┏━━

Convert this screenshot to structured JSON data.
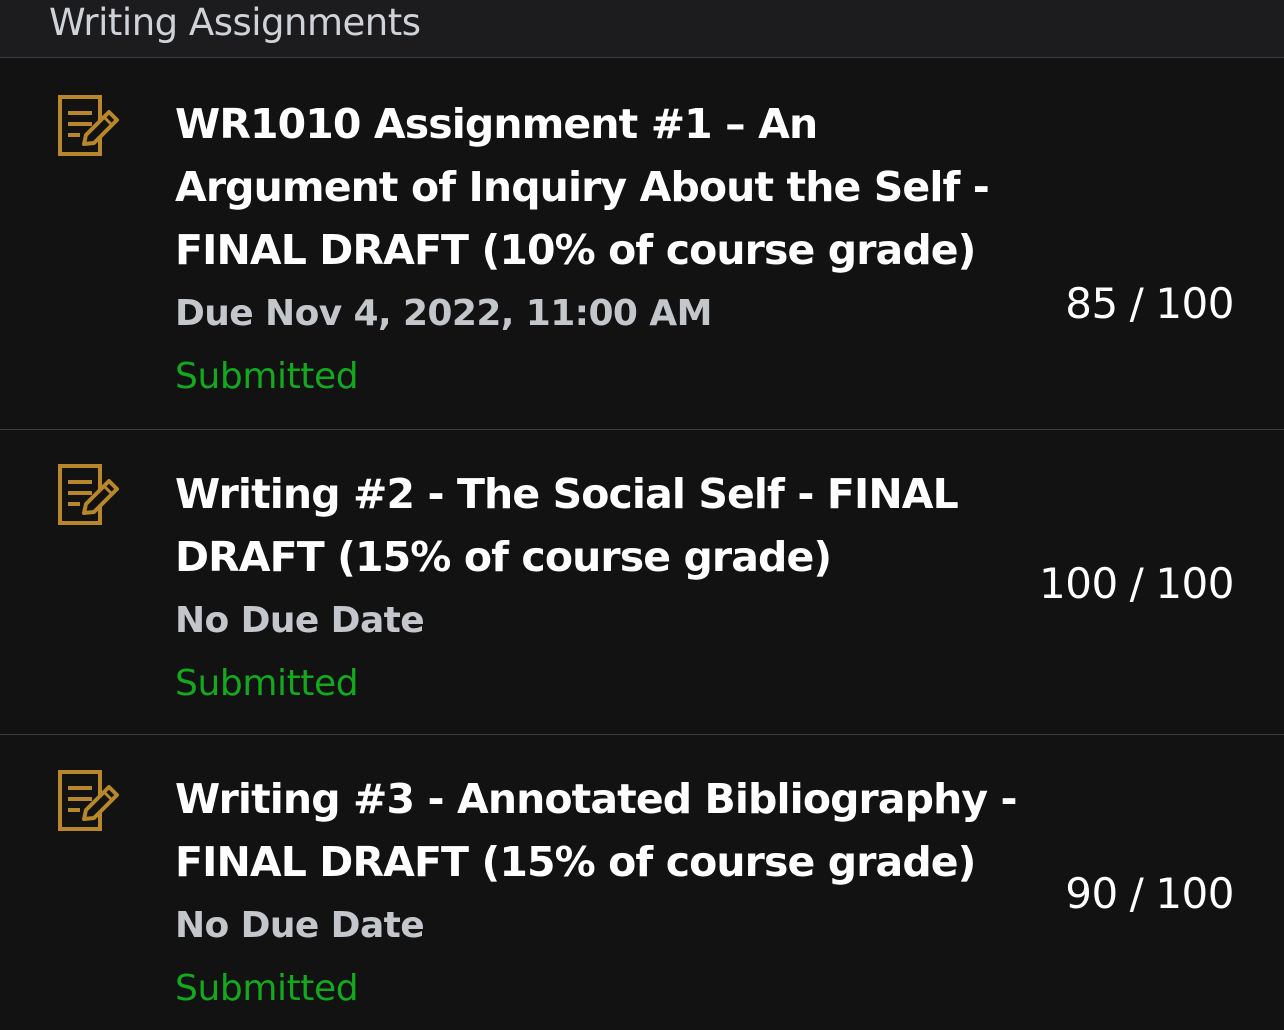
{
  "section": {
    "title": "Writing Assignments"
  },
  "colors": {
    "background": "#121212",
    "header_background": "#1c1c1e",
    "icon": "#b8862b",
    "submitted": "#14a81f",
    "due_text": "#c3c6cb"
  },
  "assignments": [
    {
      "icon": "assignment-icon",
      "title": "WR1010 Assignment #1 – An Argument of Inquiry About the Self - FINAL DRAFT (10% of course grade)",
      "due": "Due Nov 4, 2022, 11:00 AM",
      "status": "Submitted",
      "score": "85",
      "separator": "/",
      "total": "100"
    },
    {
      "icon": "assignment-icon",
      "title": "Writing #2 - The Social Self - FINAL DRAFT (15% of course grade)",
      "due": "No Due Date",
      "status": "Submitted",
      "score": "100",
      "separator": "/",
      "total": "100"
    },
    {
      "icon": "assignment-icon",
      "title": "Writing #3 - Annotated Bibliography - FINAL DRAFT (15% of course grade)",
      "due": "No Due Date",
      "status": "Submitted",
      "score": "90",
      "separator": "/",
      "total": "100"
    }
  ]
}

┗━━

#### WHAT TO DO:
Count all lines of the data that include "title". The answer is the number alone.

#### TASK RESPONSE:
4